• OBJECTIVE:
Copy the records below exactly, leaving out any pictures.

• RECORDS FOR PROCESSING:
· · · ·

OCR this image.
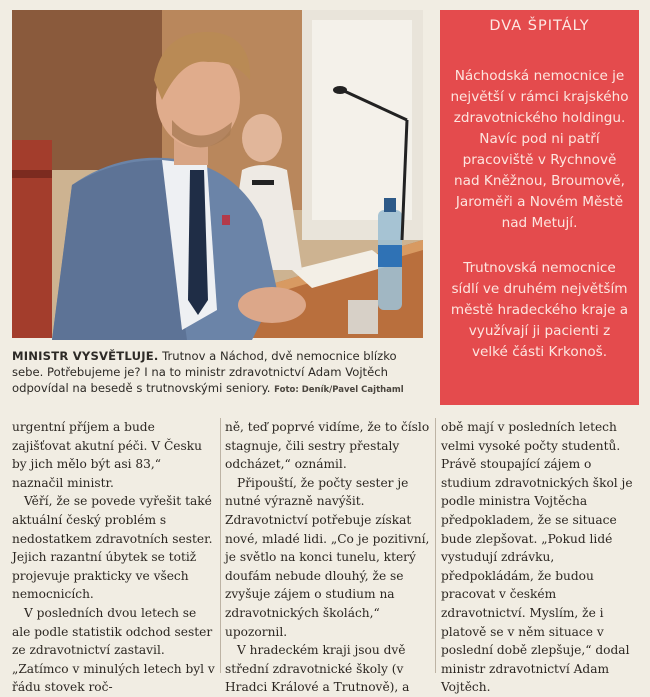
MINISTR VYSVĚTLUJE. Trutnov a Náchod, dvě nemocnice blízko sebe. Potřebujeme je? I na to ministr zdravotnictví Adam Vojtěch odpovídal na besedě s trutnovskými seniory. Foto: Deník/Pavel Cajthaml
DVA ŠPITÁLY

Náchodská nemocnice je největší v rámci krajského zdravotnického holdingu. Navíc pod ni patří pracoviště v Rychnově nad Kněžnou, Broumově, Jaroměři a Novém Městě nad Metují.

Trutnovská nemocnice sídlí ve druhém největším městě hradeckého kraje a využívají ji pacienti z velké části Krkonoš.

urgentní příjem a bude zajišťovat akutní péči. V Česku by jich mělo být asi 83,“ naznačil ministr.

Věří, že se povede vyřešit také aktuální český problém s nedostatkem zdravotních sester. Jejich razantní úbytek se totiž projevuje prakticky ve všech nemocnicích.

V posledních dvou letech se ale podle statistik odchod sester ze zdravotnictví zastavil. „Zatímco v minulých letech byl v řádu stovek roč-

ně, teď poprvé vidíme, že to číslo stagnuje, čili sestry přestaly odcházet,“ oznámil.

Připouští, že počty sester je nutné výrazně navýšit. Zdravotnictví potřebuje získat nové, mladé lidi. „Co je pozitivní, je světlo na konci tunelu, který doufám nebude dlouhý, že se zvyšuje zájem o studium na zdravotnických školách,“ upozornil.

V hradeckém kraji jsou dvě střední zdravotnické školy (v Hradci Králové a Trutnově), a

obě mají v posledních letech velmi vysoké počty studentů. Právě stoupající zájem o studium zdravotnických škol je podle ministra Vojtěcha předpokladem, že se situace bude zlepšovat. „Pokud lidé vystudují zdrávku, předpokládám, že budou pracovat v českém zdravotnictví. Myslím, že i platově se v něm situace v poslední době zlepšuje,“ dodal ministr zdravotnictví Adam Vojtěch.
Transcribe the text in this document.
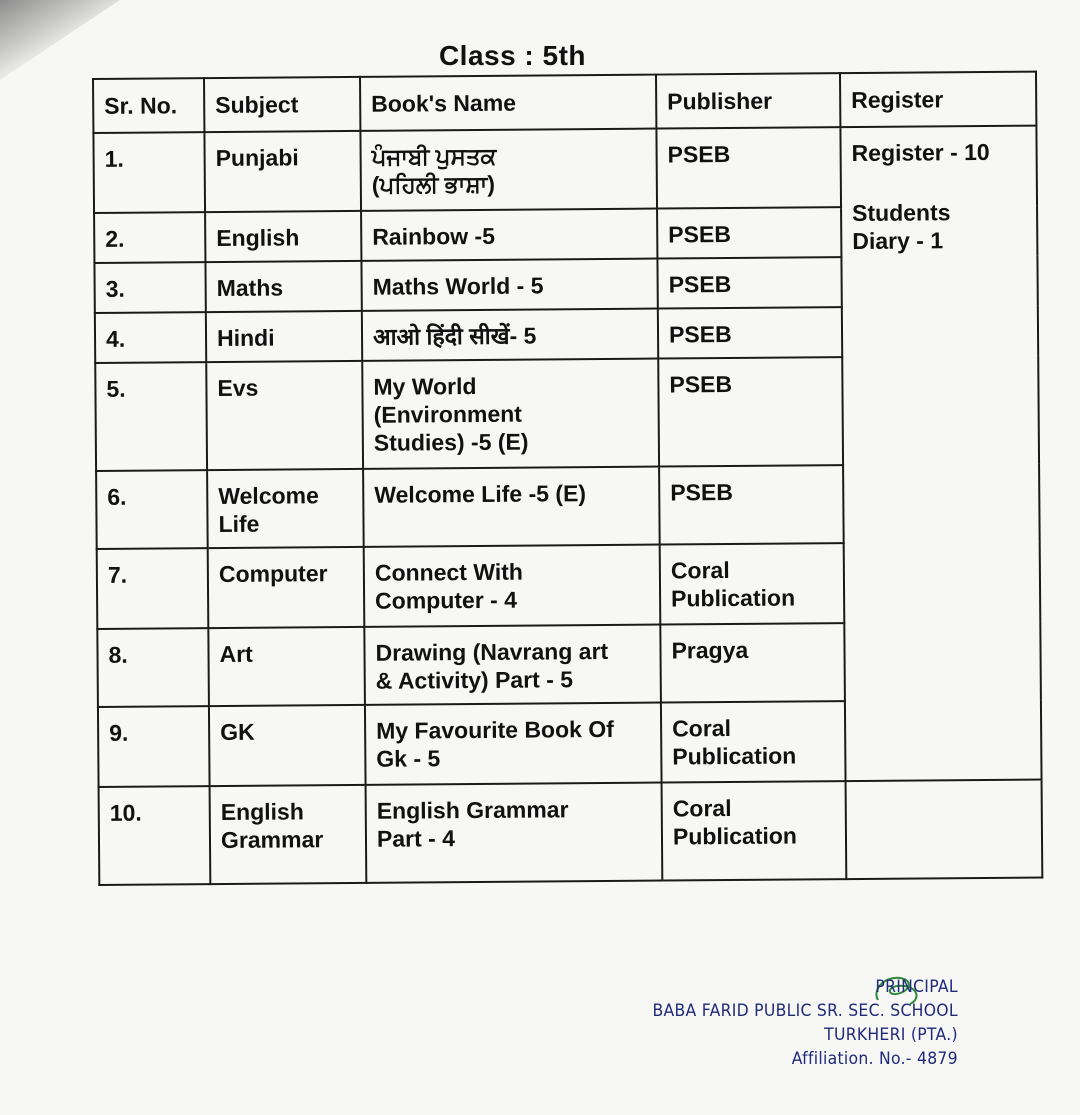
Class : 5th
Sr. No.	Subject	Book's Name	Publisher	Register
1.	Punjabi	ਪੰਜਾਬੀ ਪੁਸਤਕ
(ਪਹਿਲੀ ਭਾਸ਼ਾ)	PSEB	Register - 10
Students
Diary - 1

2.	English	Rainbow -5	PSEB	

3.	Maths	Maths World - 5	PSEB	

4.	Hindi	आओ हिंदी सीखें- 5	PSEB	

5.	Evs	My World
(Environment
Studies) -5 (E)	PSEB	

6.	Welcome
Life	Welcome Life -5 (E)	PSEB	

7.	Computer	Connect With
Computer - 4	Coral
Publication	

8.	Art	Drawing (Navrang art
& Activity) Part - 5	Pragya	

9.	GK	My Favourite Book Of
Gk - 5	Coral
Publication	

10.	English
Grammar	English Grammar
Part - 4	Coral
Publication	

PRINCIPAL
BABA FARID PUBLIC SR. SEC. SCHOOL
TURKHERI (PTA.)
Affiliation. No.- 4879
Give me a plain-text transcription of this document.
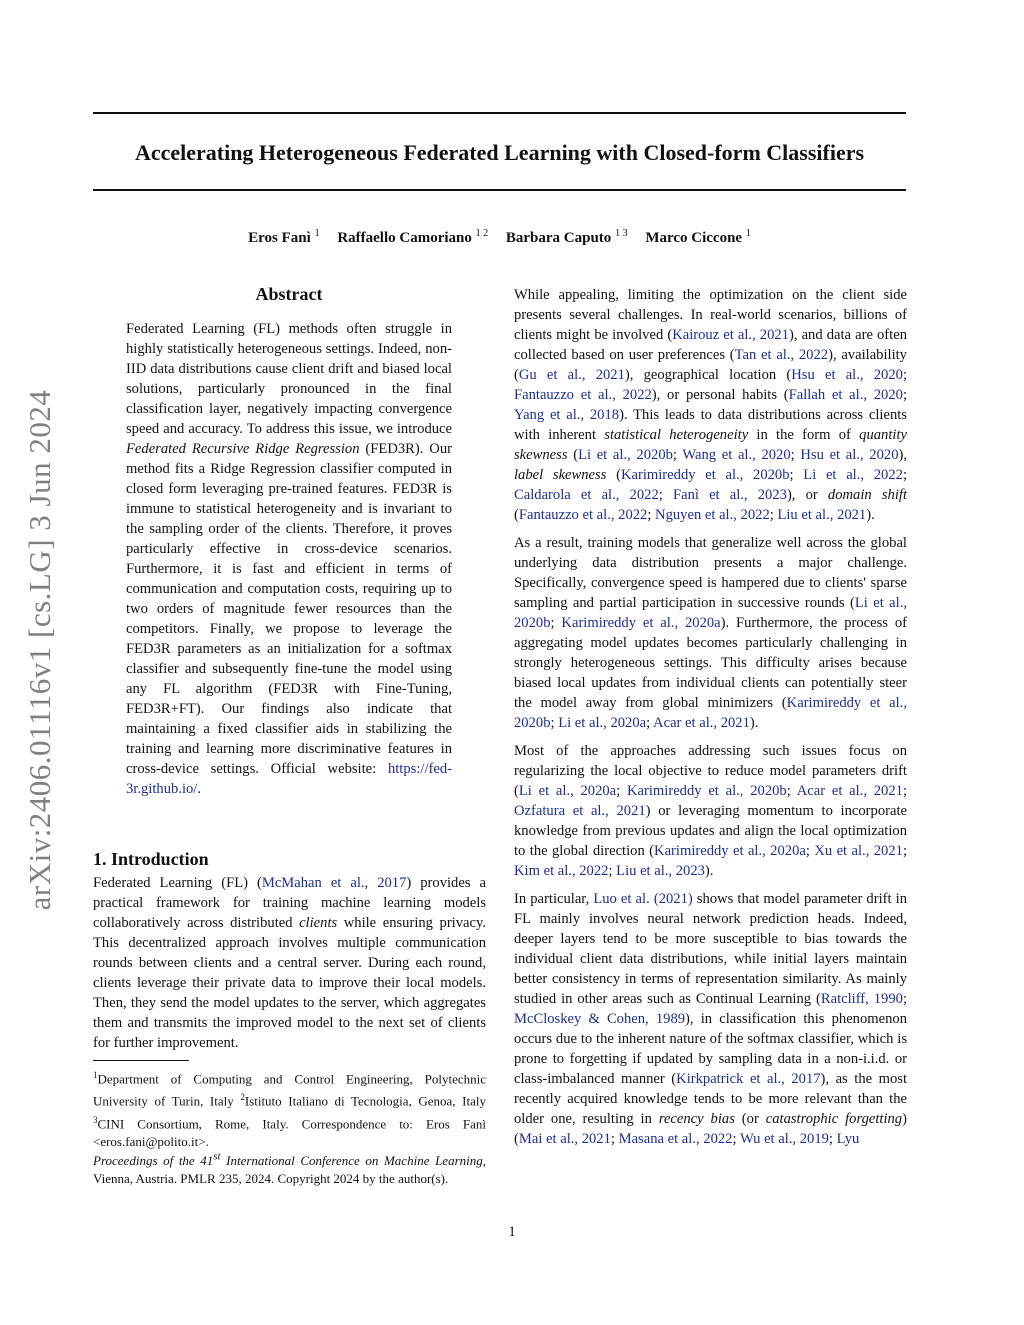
Accelerating Heterogeneous Federated Learning with Closed-form Classifiers
Eros Fanì $^1$ Raffaello Camoriano $^{1 2}$ Barbara Caputo $^{1 3}$ Marco Ciccone $^1$
arXiv:2406.01116v1 [cs.LG] 3 Jun 2024
Abstract

Federated Learning (FL) methods often struggle in highly statistically heterogeneous settings. Indeed, non-IID data distributions cause client drift and biased local solutions, particularly pronounced in the final classification layer, negatively impacting convergence speed and accuracy. To address this issue, we introduce Federated Recursive Ridge Regression (FED3R). Our method fits a Ridge Regression classifier computed in closed form leveraging pre-trained features. FED3R is immune to statistical heterogeneity and is invariant to the sampling order of the clients. Therefore, it proves particularly effective in cross-device scenarios. Furthermore, it is fast and efficient in terms of communication and computation costs, requiring up to two orders of magnitude fewer resources than the competitors. Finally, we propose to leverage the FED3R parameters as an initialization for a softmax classifier and subsequently fine-tune the model using any FL algorithm (FED3R with Fine-Tuning, FED3R+FT). Our findings also indicate that maintaining a fixed classifier aids in stabilizing the training and learning more discriminative features in cross-device settings. Official website: https://fed-3r.github.io/.

1. Introduction

Federated Learning (FL) (McMahan et al., 2017) provides a practical framework for training machine learning models collaboratively across distributed clients while ensuring privacy. This decentralized approach involves multiple communication rounds between clients and a central server. During each round, clients leverage their private data to improve their local models. Then, they send the model updates to the server, which aggregates them and transmits the improved model to the next set of clients for further improvement.

$^1$Department of Computing and Control Engineering, Polytechnic University of Turin, Italy $^2$Istituto Italiano di Tecnologia, Genoa, Italy $^3$CINI Consortium, Rome, Italy. Correspondence to: Eros Fanì <eros.fani@polito.it>.

Proceedings of the 41st International Conference on Machine Learning, Vienna, Austria. PMLR 235, 2024. Copyright 2024 by the author(s).

While appealing, limiting the optimization on the client side presents several challenges. In real-world scenarios, billions of clients might be involved (Kairouz et al., 2021), and data are often collected based on user preferences (Tan et al., 2022), availability (Gu et al., 2021), geographical location (Hsu et al., 2020; Fantauzzo et al., 2022), or personal habits (Fallah et al., 2020; Yang et al., 2018). This leads to data distributions across clients with inherent statistical heterogeneity in the form of quantity skewness (Li et al., 2020b; Wang et al., 2020; Hsu et al., 2020), label skewness (Karimireddy et al., 2020b; Li et al., 2022; Caldarola et al., 2022; Fanì et al., 2023), or domain shift (Fantauzzo et al., 2022; Nguyen et al., 2022; Liu et al., 2021).

As a result, training models that generalize well across the global underlying data distribution presents a major challenge. Specifically, convergence speed is hampered due to clients' sparse sampling and partial participation in successive rounds (Li et al., 2020b; Karimireddy et al., 2020a). Furthermore, the process of aggregating model updates becomes particularly challenging in strongly heterogeneous settings. This difficulty arises because biased local updates from individual clients can potentially steer the model away from global minimizers (Karimireddy et al., 2020b; Li et al., 2020a; Acar et al., 2021).

Most of the approaches addressing such issues focus on regularizing the local objective to reduce model parameters drift (Li et al., 2020a; Karimireddy et al., 2020b; Acar et al., 2021; Ozfatura et al., 2021) or leveraging momentum to incorporate knowledge from previous updates and align the local optimization to the global direction (Karimireddy et al., 2020a; Xu et al., 2021; Kim et al., 2022; Liu et al., 2023).

In particular, Luo et al. (2021) shows that model parameter drift in FL mainly involves neural network prediction heads. Indeed, deeper layers tend to be more susceptible to bias towards the individual client data distributions, while initial layers maintain better consistency in terms of representation similarity. As mainly studied in other areas such as Continual Learning (Ratcliff, 1990; McCloskey & Cohen, 1989), in classification this phenomenon occurs due to the inherent nature of the softmax classifier, which is prone to forgetting if updated by sampling data in a non-i.i.d. or class-imbalanced manner (Kirkpatrick et al., 2017), as the most recently acquired knowledge tends to be more relevant than the older one, resulting in recency bias (or catastrophic forgetting) (Mai et al., 2021; Masana et al., 2022; Wu et al., 2019; Lyu

1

· · · ·

• CORRECT RESULT:
OCR this image.
MINISTR VYSVĚTLUJE. Trutnov a Náchod, dvě nemocnice blízko sebe. Potřebujeme je? I na to ministr zdravotnictví Adam Vojtěch odpovídal na besedě s trutnovskými seniory. Foto: Deník/Pavel Cajthaml
DVA ŠPITÁLY

Náchodská nemocnice je největší v rámci krajského zdravotnického holdingu. Navíc pod ni patří pracoviště v Rychnově nad Kněžnou, Broumově, Jaroměři a Novém Městě nad Metují.

Trutnovská nemocnice sídlí ve druhém největším městě hradeckého kraje a využívají ji pacienti z velké části Krkonoš.

urgentní příjem a bude zajišťovat akutní péči. V Česku by jich mělo být asi 83,“ naznačil ministr.

Věří, že se povede vyřešit také aktuální český problém s nedostatkem zdravotních sester. Jejich razantní úbytek se totiž projevuje prakticky ve všech nemocnicích.

V posledních dvou letech se ale podle statistik odchod sester ze zdravotnictví zastavil. „Zatímco v minulých letech byl v řádu stovek roč-

ně, teď poprvé vidíme, že to číslo stagnuje, čili sestry přestaly odcházet,“ oznámil.

Připouští, že počty sester je nutné výrazně navýšit. Zdravotnictví potřebuje získat nové, mladé lidi. „Co je pozitivní, je světlo na konci tunelu, který doufám nebude dlouhý, že se zvyšuje zájem o studium na zdravotnických školách,“ upozornil.

V hradeckém kraji jsou dvě střední zdravotnické školy (v Hradci Králové a Trutnově), a

obě mají v posledních letech velmi vysoké počty studentů. Právě stoupající zájem o studium zdravotnických škol je podle ministra Vojtěcha předpokladem, že se situace bude zlepšovat. „Pokud lidé vystudují zdrávku, předpokládám, že budou pracovat v českém zdravotnictví. Myslím, že i platově se v něm situace v poslední době zlepšuje,“ dodal ministr zdravotnictví Adam Vojtěch.
Transcribe the text in this document.
Class : 5th
Sr. No.	Subject	Book's Name	Publisher	Register
1.	Punjabi	ਪੰਜਾਬੀ ਪੁਸਤਕ
(ਪਹਿਲੀ ਭਾਸ਼ਾ)	PSEB	Register - 10
Students
Diary - 1

2.	English	Rainbow -5	PSEB	

3.	Maths	Maths World - 5	PSEB	

4.	Hindi	आओ हिंदी सीखें- 5	PSEB	

5.	Evs	My World
(Environment
Studies) -5 (E)	PSEB	

6.	Welcome
Life	Welcome Life -5 (E)	PSEB	

7.	Computer	Connect With
Computer - 4	Coral
Publication	

8.	Art	Drawing (Navrang art
& Activity) Part - 5	Pragya	

9.	GK	My Favourite Book Of
Gk - 5	Coral
Publication	

10.	English
Grammar	English Grammar
Part - 4	Coral
Publication	

PRINCIPAL
BABA FARID PUBLIC SR. SEC. SCHOOL
TURKHERI (PTA.)
Affiliation. No.- 4879
Give me a plain-text transcription of this document.
Accelerating Heterogeneous Federated Learning with Closed-form Classifiers
Eros Fanì $^1$ Raffaello Camoriano $^{1 2}$ Barbara Caputo $^{1 3}$ Marco Ciccone $^1$
arXiv:2406.01116v1 [cs.LG] 3 Jun 2024
Abstract

Federated Learning (FL) methods often struggle in highly statistically heterogeneous settings. Indeed, non-IID data distributions cause client drift and biased local solutions, particularly pronounced in the final classification layer, negatively impacting convergence speed and accuracy. To address this issue, we introduce Federated Recursive Ridge Regression (FED3R). Our method fits a Ridge Regression classifier computed in closed form leveraging pre-trained features. FED3R is immune to statistical heterogeneity and is invariant to the sampling order of the clients. Therefore, it proves particularly effective in cross-device scenarios. Furthermore, it is fast and efficient in terms of communication and computation costs, requiring up to two orders of magnitude fewer resources than the competitors. Finally, we propose to leverage the FED3R parameters as an initialization for a softmax classifier and subsequently fine-tune the model using any FL algorithm (FED3R with Fine-Tuning, FED3R+FT). Our findings also indicate that maintaining a fixed classifier aids in stabilizing the training and learning more discriminative features in cross-device settings. Official website: https://fed-3r.github.io/.

1. Introduction

Federated Learning (FL) (McMahan et al., 2017) provides a practical framework for training machine learning models collaboratively across distributed clients while ensuring privacy. This decentralized approach involves multiple communication rounds between clients and a central server. During each round, clients leverage their private data to improve their local models. Then, they send the model updates to the server, which aggregates them and transmits the improved model to the next set of clients for further improvement.

$^1$Department of Computing and Control Engineering, Polytechnic University of Turin, Italy $^2$Istituto Italiano di Tecnologia, Genoa, Italy $^3$CINI Consortium, Rome, Italy. Correspondence to: Eros Fanì <eros.fani@polito.it>.

Proceedings of the 41st International Conference on Machine Learning, Vienna, Austria. PMLR 235, 2024. Copyright 2024 by the author(s).

While appealing, limiting the optimization on the client side presents several challenges. In real-world scenarios, billions of clients might be involved (Kairouz et al., 2021), and data are often collected based on user preferences (Tan et al., 2022), availability (Gu et al., 2021), geographical location (Hsu et al., 2020; Fantauzzo et al., 2022), or personal habits (Fallah et al., 2020; Yang et al., 2018). This leads to data distributions across clients with inherent statistical heterogeneity in the form of quantity skewness (Li et al., 2020b; Wang et al., 2020; Hsu et al., 2020), label skewness (Karimireddy et al., 2020b; Li et al., 2022; Caldarola et al., 2022; Fanì et al., 2023), or domain shift (Fantauzzo et al., 2022; Nguyen et al., 2022; Liu et al., 2021).

As a result, training models that generalize well across the global underlying data distribution presents a major challenge. Specifically, convergence speed is hampered due to clients' sparse sampling and partial participation in successive rounds (Li et al., 2020b; Karimireddy et al., 2020a). Furthermore, the process of aggregating model updates becomes particularly challenging in strongly heterogeneous settings. This difficulty arises because biased local updates from individual clients can potentially steer the model away from global minimizers (Karimireddy et al., 2020b; Li et al., 2020a; Acar et al., 2021).

Most of the approaches addressing such issues focus on regularizing the local objective to reduce model parameters drift (Li et al., 2020a; Karimireddy et al., 2020b; Acar et al., 2021; Ozfatura et al., 2021) or leveraging momentum to incorporate knowledge from previous updates and align the local optimization to the global direction (Karimireddy et al., 2020a; Xu et al., 2021; Kim et al., 2022; Liu et al., 2023).

In particular, Luo et al. (2021) shows that model parameter drift in FL mainly involves neural network prediction heads. Indeed, deeper layers tend to be more susceptible to bias towards the individual client data distributions, while initial layers maintain better consistency in terms of representation similarity. As mainly studied in other areas such as Continual Learning (Ratcliff, 1990; McCloskey & Cohen, 1989), in classification this phenomenon occurs due to the inherent nature of the softmax classifier, which is prone to forgetting if updated by sampling data in a non-i.i.d. or class-imbalanced manner (Kirkpatrick et al., 2017), as the most recently acquired knowledge tends to be more relevant than the older one, resulting in recency bias (or catastrophic forgetting) (Mai et al., 2021; Masana et al., 2022; Wu et al., 2019; Lyu

1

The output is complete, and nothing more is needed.